PROVIDED ENTRIES:
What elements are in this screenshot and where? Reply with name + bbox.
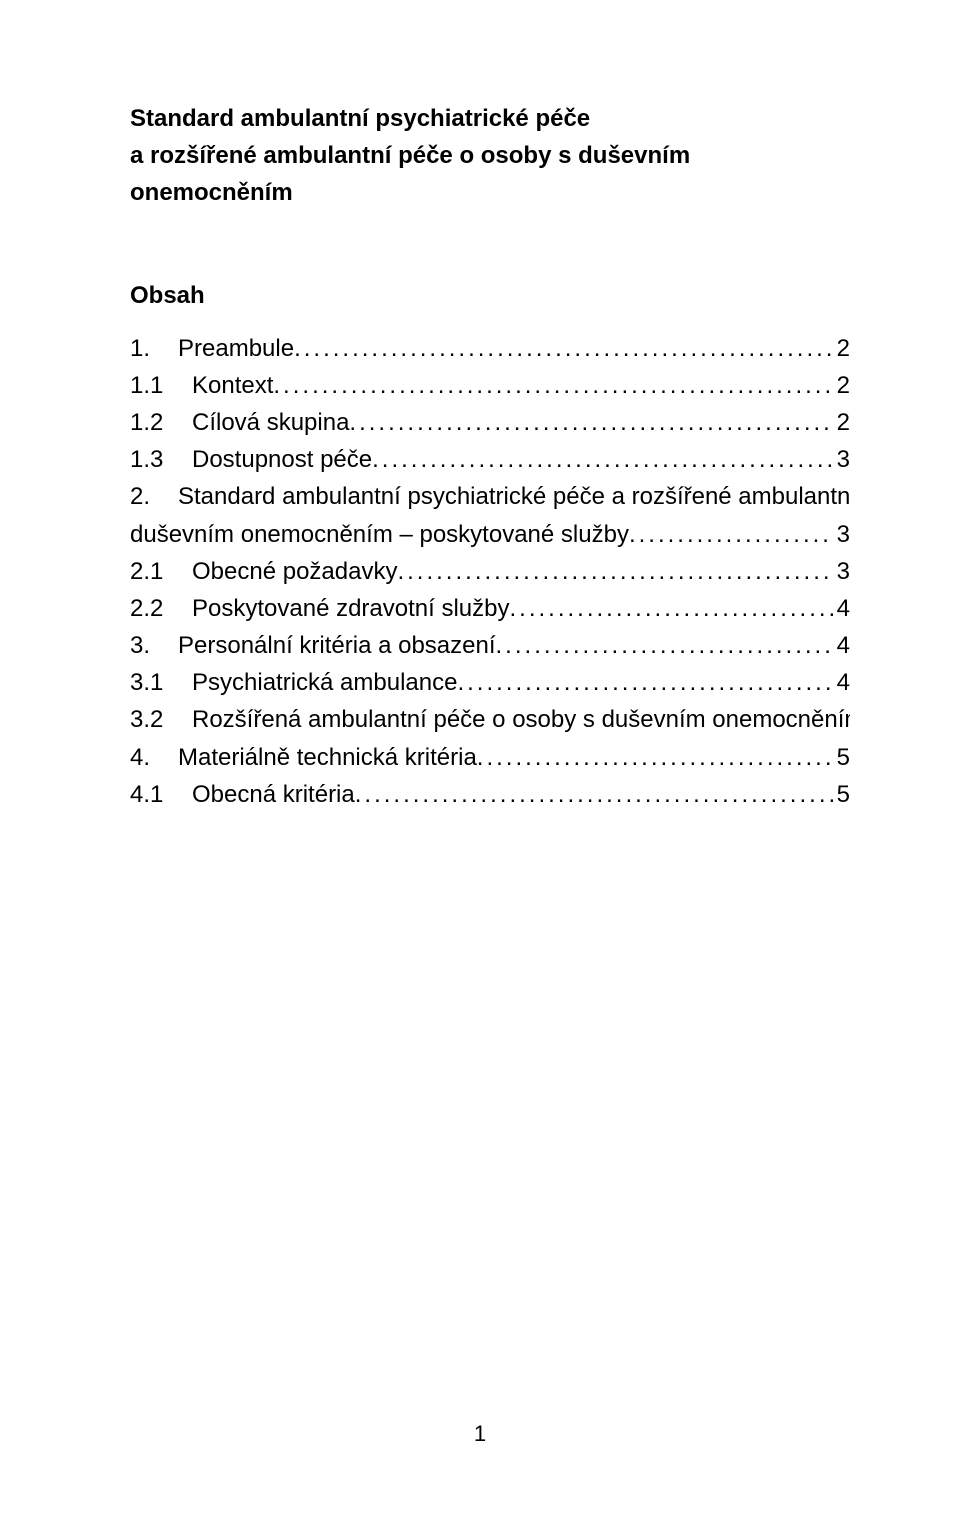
toc-entry: 2. Standard ambulantní psychiatrické péč… (130, 478, 850, 515)
toc-entry-number: 1. (130, 330, 178, 367)
toc-leader-dots (273, 367, 832, 404)
toc-entry: 4.1 Obecná kritéria 5 (130, 776, 850, 813)
toc-entry-page: 3 (833, 553, 850, 590)
toc-entry-label: Psychiatrická ambulance (192, 664, 457, 701)
toc-entry-label: Kontext (192, 367, 273, 404)
toc-entry-label: Rozšířená ambulantní péče o osoby s duše… (192, 701, 850, 738)
toc-entry-label: Obecná kritéria (192, 776, 355, 813)
toc-entry-label-cont: duševním onemocněním – poskytované služb… (130, 516, 629, 553)
toc-entry: 1.1 Kontext 2 (130, 367, 850, 404)
toc-leader-dots (372, 441, 833, 478)
toc-entry-page: 4 (833, 627, 850, 664)
toc-leader-dots (397, 553, 832, 590)
toc-entry-number: 1.2 (130, 404, 192, 441)
page-number: 1 (0, 1421, 960, 1447)
toc-entry-page: 2 (833, 330, 850, 367)
title-line-2: a rozšířené ambulantní péče o osoby s du… (130, 137, 850, 211)
toc-entry: 2.2 Poskytované zdravotní služby 4 (130, 590, 850, 627)
toc-leader-dots (477, 739, 833, 776)
toc-entry-number: 4.1 (130, 776, 192, 813)
toc-entry-page: 3 (833, 441, 850, 478)
toc-entry: 2.1 Obecné požadavky 3 (130, 553, 850, 590)
toc-entry: 1. Preambule 2 (130, 330, 850, 367)
toc-entry-number: 2.1 (130, 553, 192, 590)
toc-entry-number: 2. (130, 478, 178, 515)
toc-entry-number: 3.1 (130, 664, 192, 701)
toc-leader-dots (510, 590, 833, 627)
toc-entry-number: 3. (130, 627, 178, 664)
toc-entry-page: 2 (833, 404, 850, 441)
document-title: Standard ambulantní psychiatrické péče a… (130, 100, 850, 212)
toc-leader-dots (496, 627, 833, 664)
toc-entry: 3.2 Rozšířená ambulantní péče o osoby s … (130, 701, 850, 738)
document-page: Standard ambulantní psychiatrické péče a… (0, 0, 960, 1525)
toc-entry: 3.1 Psychiatrická ambulance 4 (130, 664, 850, 701)
toc-entry-label: Personální kritéria a obsazení (178, 627, 496, 664)
toc-leader-dots (629, 516, 833, 553)
toc-entry-label: Preambule (178, 330, 294, 367)
toc-entry-label: Materiálně technická kritéria (178, 739, 477, 776)
toc-entry-label: Standard ambulantní psychiatrické péče a… (178, 478, 850, 515)
toc-entry-label: Dostupnost péče (192, 441, 372, 478)
toc-entry-number: 1.3 (130, 441, 192, 478)
toc-entry-number: 2.2 (130, 590, 192, 627)
toc-entry-number: 4. (130, 739, 178, 776)
toc-entry-page: 3 (833, 516, 850, 553)
toc-entry-page: 4 (833, 664, 850, 701)
table-of-contents: 1. Preambule 2 1.1 Kontext 2 1.2 Cílová … (130, 330, 850, 813)
toc-entry-page: 5 (833, 776, 850, 813)
toc-entry: 3. Personální kritéria a obsazení 4 (130, 627, 850, 664)
toc-entry: 1.2 Cílová skupina 2 (130, 404, 850, 441)
toc-leader-dots (294, 330, 833, 367)
toc-entry-page: 5 (833, 739, 850, 776)
toc-entry-continuation: duševním onemocněním – poskytované služb… (130, 516, 850, 553)
toc-leader-dots (355, 776, 833, 813)
toc-entry-page: 4 (833, 590, 850, 627)
toc-entry-label: Obecné požadavky (192, 553, 397, 590)
toc-leader-dots (349, 404, 832, 441)
toc-leader-dots (457, 664, 832, 701)
toc-entry-page: 2 (833, 367, 850, 404)
toc-entry-number: 3.2 (130, 701, 192, 738)
toc-entry-number: 1.1 (130, 367, 192, 404)
toc-heading: Obsah (130, 282, 850, 310)
toc-entry: 4. Materiálně technická kritéria 5 (130, 739, 850, 776)
toc-entry: 1.3 Dostupnost péče 3 (130, 441, 850, 478)
toc-entry-label: Cílová skupina (192, 404, 349, 441)
toc-entry-label: Poskytované zdravotní služby (192, 590, 510, 627)
title-line-1: Standard ambulantní psychiatrické péče (130, 100, 850, 137)
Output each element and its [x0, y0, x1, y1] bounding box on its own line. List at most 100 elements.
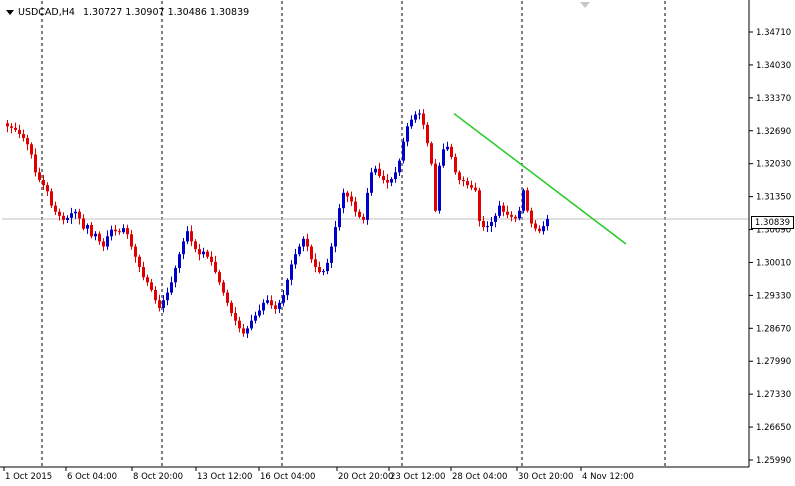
candle-body — [490, 221, 493, 227]
candle — [18, 124, 21, 139]
candle — [22, 129, 25, 142]
candle — [6, 119, 9, 133]
candle-body — [478, 190, 481, 221]
candle — [214, 255, 217, 274]
candle-body — [418, 113, 421, 115]
candle-body — [234, 313, 237, 321]
candle — [34, 148, 37, 177]
candle-body — [98, 233, 101, 242]
candle-body — [210, 256, 213, 262]
candle — [318, 261, 321, 274]
candle — [138, 254, 141, 273]
candle-body — [510, 214, 513, 217]
candle-body — [170, 282, 173, 293]
candle — [154, 286, 157, 304]
candle — [506, 205, 509, 219]
candle-body — [130, 234, 133, 247]
candle — [310, 244, 313, 263]
price-tick-label: 1.31350 — [756, 193, 791, 203]
candle-body — [282, 295, 285, 303]
candle — [302, 236, 305, 252]
candle — [54, 201, 57, 216]
candle-body — [30, 144, 33, 155]
candle — [358, 209, 361, 219]
candle-body — [430, 143, 433, 164]
candle — [454, 153, 457, 175]
candle — [430, 141, 433, 166]
candle-body — [398, 160, 401, 173]
candle — [542, 221, 545, 235]
candle-body — [326, 262, 329, 272]
candle — [126, 224, 129, 239]
candle-body — [90, 225, 93, 237]
candle-body — [502, 205, 505, 212]
candle — [98, 231, 101, 245]
candle — [442, 143, 445, 168]
candle — [422, 109, 425, 130]
candle — [290, 260, 293, 286]
candle — [206, 249, 209, 259]
grid-layer — [2, 1, 749, 467]
candle — [246, 325, 249, 339]
time-tick-label: 23 Oct 12:00 — [390, 472, 445, 482]
candle-body — [266, 300, 269, 303]
candle — [26, 134, 29, 151]
candle — [482, 215, 485, 231]
candle — [466, 177, 469, 189]
candle-body — [26, 138, 29, 145]
candle — [90, 222, 93, 239]
candle — [322, 269, 325, 276]
candle-body — [6, 123, 9, 127]
candle — [502, 202, 505, 217]
dropdown-triangle-icon[interactable] — [6, 9, 14, 15]
time-tick-label: 30 Oct 20:00 — [518, 472, 573, 482]
candle-body — [126, 228, 129, 235]
candle-body — [414, 114, 417, 120]
candle-body — [242, 328, 245, 334]
candle-body — [390, 179, 393, 183]
candle — [194, 239, 197, 253]
candle — [518, 206, 521, 221]
candle-body — [518, 210, 521, 219]
candle — [270, 295, 273, 309]
candle-body — [434, 163, 437, 211]
candle — [186, 226, 189, 245]
candle — [174, 265, 177, 288]
candle-body — [142, 266, 145, 278]
candle — [266, 295, 269, 305]
candle — [274, 301, 277, 314]
candle-body — [18, 129, 21, 134]
candles-layer — [6, 109, 549, 339]
candle — [390, 177, 393, 187]
candle-body — [382, 175, 385, 181]
candle — [198, 243, 201, 261]
candle — [110, 225, 113, 241]
candle-body — [534, 223, 537, 229]
candle-body — [466, 181, 469, 186]
candle-body — [542, 226, 545, 232]
candle — [414, 111, 417, 123]
candle — [294, 248, 297, 269]
candle-body — [218, 272, 221, 283]
candle-body — [102, 241, 105, 247]
candle — [250, 314, 253, 331]
trendline-layer — [453, 112, 627, 245]
time-tick-label: 13 Oct 12:00 — [197, 472, 252, 482]
candle-body — [498, 205, 501, 216]
candle — [118, 228, 121, 235]
candle-body — [258, 310, 261, 316]
time-tick-label: 4 Nov 12:00 — [582, 472, 634, 482]
candle — [370, 167, 373, 196]
candle-body — [22, 133, 25, 139]
candle-body — [350, 196, 353, 202]
candle-body — [134, 246, 137, 257]
candle — [66, 215, 69, 224]
candle-body — [366, 192, 369, 220]
candle-body — [58, 211, 61, 216]
candle-body — [410, 119, 413, 127]
candle-body — [150, 282, 153, 291]
candle-body — [458, 172, 461, 181]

AIM:
Return each line from the rows above that contains the string "Materiálně". Matching is case-sensitive.

OUTPUT OF THE EXERCISE:
toc-entry-label: Materiálně technická kritéria (178, 739, 477, 776)
toc-entry: 4. Materiálně technická kritéria 5 (130, 739, 850, 776)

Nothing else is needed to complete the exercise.